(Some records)

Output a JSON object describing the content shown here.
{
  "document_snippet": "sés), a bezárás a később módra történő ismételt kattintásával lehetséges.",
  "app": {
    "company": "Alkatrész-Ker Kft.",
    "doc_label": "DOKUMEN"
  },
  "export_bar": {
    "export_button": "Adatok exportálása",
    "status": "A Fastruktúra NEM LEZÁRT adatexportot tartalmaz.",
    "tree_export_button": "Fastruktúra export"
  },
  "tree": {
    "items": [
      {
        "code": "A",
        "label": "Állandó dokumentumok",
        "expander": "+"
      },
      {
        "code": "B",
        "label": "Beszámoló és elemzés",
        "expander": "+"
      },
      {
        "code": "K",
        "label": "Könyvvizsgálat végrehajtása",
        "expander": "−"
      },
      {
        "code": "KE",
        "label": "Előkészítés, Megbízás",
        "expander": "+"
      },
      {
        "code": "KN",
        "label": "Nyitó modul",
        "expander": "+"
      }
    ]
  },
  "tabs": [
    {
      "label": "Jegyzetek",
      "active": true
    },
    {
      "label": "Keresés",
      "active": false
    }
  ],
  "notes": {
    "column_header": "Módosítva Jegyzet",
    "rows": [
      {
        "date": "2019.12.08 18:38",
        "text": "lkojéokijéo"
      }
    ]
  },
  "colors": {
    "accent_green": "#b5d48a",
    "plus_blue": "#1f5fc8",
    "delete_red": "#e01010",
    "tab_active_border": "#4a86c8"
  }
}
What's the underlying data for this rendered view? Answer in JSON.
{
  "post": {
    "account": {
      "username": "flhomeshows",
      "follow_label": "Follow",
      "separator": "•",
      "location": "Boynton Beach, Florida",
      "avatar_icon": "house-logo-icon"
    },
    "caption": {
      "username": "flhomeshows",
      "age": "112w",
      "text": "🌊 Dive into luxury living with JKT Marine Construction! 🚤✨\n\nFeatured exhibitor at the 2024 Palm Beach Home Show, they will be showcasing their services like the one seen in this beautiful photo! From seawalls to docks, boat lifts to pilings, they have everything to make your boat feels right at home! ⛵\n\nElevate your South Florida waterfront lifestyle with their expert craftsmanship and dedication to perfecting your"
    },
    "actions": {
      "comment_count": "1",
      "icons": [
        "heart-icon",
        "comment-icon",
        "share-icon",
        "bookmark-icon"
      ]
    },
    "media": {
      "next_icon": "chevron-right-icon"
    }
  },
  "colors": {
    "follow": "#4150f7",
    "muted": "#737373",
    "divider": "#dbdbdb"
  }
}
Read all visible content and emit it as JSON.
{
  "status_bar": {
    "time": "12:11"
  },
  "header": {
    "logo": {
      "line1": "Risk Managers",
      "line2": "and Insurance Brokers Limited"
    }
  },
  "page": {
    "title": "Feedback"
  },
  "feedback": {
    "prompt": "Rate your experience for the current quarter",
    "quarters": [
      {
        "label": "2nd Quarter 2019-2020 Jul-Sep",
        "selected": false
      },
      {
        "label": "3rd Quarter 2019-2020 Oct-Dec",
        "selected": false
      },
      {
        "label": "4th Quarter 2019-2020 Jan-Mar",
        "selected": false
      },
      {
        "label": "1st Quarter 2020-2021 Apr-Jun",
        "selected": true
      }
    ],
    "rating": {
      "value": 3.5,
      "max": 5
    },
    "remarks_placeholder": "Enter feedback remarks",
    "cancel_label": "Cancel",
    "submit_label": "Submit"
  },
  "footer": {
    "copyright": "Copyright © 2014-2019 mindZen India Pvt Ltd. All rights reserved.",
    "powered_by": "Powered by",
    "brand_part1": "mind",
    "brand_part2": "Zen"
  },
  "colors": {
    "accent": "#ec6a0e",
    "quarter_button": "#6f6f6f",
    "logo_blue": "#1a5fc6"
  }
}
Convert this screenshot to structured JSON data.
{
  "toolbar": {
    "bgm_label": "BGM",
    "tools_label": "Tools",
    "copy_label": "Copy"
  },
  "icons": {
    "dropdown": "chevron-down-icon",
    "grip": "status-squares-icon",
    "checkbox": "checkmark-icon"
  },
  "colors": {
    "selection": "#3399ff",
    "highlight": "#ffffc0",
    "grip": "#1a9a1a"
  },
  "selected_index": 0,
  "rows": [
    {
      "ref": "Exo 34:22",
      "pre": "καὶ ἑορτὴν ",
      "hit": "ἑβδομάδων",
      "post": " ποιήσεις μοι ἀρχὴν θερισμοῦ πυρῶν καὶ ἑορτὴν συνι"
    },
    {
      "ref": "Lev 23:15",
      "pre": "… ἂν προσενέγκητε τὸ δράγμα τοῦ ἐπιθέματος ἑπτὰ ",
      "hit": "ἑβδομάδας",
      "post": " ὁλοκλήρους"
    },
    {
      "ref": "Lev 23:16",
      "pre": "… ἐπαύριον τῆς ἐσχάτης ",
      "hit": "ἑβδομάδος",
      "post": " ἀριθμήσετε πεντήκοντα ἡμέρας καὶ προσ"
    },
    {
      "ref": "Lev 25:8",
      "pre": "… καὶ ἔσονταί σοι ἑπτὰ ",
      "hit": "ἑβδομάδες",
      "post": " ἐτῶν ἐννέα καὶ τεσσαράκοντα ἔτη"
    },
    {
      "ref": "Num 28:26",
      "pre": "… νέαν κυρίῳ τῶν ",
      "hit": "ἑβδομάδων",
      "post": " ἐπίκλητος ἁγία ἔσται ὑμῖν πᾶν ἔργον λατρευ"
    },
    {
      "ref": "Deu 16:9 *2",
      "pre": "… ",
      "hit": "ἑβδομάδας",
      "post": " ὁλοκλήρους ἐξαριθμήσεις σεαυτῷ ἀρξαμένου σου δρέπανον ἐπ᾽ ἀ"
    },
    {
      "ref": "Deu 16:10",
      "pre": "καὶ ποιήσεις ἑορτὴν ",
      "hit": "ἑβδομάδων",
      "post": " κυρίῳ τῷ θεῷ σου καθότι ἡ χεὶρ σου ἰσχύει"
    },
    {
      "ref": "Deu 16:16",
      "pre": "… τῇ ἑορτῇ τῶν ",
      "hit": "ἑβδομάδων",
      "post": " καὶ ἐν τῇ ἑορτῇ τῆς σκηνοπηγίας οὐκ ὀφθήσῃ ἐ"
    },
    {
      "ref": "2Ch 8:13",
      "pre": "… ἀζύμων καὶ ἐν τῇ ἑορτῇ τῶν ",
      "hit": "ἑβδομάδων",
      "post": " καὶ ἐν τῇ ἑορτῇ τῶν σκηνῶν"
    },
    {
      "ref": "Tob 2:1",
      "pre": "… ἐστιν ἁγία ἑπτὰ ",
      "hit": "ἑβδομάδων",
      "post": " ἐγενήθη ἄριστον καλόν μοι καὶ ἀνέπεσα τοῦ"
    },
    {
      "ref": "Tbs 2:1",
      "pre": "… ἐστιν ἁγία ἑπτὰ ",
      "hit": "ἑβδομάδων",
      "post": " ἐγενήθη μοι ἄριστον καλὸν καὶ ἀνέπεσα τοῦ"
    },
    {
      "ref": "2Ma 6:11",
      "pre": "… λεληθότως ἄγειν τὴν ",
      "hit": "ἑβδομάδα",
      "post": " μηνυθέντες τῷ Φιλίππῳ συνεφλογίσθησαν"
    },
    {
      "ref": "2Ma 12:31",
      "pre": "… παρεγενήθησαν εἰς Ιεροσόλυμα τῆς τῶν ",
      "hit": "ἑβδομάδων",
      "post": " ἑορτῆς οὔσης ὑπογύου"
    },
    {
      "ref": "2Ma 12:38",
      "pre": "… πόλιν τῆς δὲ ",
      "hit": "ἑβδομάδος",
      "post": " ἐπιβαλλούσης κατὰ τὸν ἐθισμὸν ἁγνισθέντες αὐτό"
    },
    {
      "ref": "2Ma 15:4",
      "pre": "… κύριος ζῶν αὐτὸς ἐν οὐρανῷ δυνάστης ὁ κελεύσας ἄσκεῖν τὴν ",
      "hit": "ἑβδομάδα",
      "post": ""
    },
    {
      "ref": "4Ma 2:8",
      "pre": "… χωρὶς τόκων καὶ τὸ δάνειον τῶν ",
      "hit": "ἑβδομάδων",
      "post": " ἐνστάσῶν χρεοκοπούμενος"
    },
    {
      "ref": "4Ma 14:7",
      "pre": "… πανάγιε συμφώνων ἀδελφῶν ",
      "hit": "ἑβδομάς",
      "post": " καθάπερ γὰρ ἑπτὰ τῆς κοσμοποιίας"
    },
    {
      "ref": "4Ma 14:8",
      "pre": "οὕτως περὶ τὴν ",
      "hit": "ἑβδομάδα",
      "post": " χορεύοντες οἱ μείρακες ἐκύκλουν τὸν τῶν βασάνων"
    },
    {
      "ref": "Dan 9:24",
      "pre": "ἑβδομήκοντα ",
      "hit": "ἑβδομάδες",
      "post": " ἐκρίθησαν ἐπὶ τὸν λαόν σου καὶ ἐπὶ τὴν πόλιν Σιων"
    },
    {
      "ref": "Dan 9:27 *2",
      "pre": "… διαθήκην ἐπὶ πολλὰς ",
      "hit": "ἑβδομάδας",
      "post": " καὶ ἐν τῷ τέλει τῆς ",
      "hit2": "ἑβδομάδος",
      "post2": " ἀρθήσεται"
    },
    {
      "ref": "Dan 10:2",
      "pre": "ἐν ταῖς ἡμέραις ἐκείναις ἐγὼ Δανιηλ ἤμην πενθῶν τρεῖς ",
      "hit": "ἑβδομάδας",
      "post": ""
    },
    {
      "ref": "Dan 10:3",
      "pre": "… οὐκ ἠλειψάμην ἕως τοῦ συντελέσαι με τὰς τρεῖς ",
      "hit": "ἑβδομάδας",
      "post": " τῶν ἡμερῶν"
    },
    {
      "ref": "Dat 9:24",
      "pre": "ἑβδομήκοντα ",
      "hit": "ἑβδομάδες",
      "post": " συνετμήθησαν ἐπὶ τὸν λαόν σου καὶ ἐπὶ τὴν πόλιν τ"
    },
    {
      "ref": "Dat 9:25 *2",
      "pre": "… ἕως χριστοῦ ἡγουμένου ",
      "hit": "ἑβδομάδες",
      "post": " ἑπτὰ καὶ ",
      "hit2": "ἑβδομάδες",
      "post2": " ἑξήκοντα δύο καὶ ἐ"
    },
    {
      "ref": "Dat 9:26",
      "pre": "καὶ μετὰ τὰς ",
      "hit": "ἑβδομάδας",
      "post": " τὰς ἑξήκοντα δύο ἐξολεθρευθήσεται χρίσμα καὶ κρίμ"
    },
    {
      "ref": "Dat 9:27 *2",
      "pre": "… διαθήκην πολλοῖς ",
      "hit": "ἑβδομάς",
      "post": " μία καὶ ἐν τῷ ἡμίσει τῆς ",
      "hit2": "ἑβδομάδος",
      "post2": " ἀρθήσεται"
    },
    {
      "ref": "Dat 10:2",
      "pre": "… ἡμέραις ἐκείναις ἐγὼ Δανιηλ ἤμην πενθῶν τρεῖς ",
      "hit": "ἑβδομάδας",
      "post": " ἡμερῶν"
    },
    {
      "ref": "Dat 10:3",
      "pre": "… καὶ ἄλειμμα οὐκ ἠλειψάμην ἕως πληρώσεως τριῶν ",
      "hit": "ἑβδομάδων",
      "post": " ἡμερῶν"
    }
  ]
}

=== Exercise prompt ===
Only the number is wanted: how many lines of these entries contain the string "ἐκείναις"?

=== Output below ===
2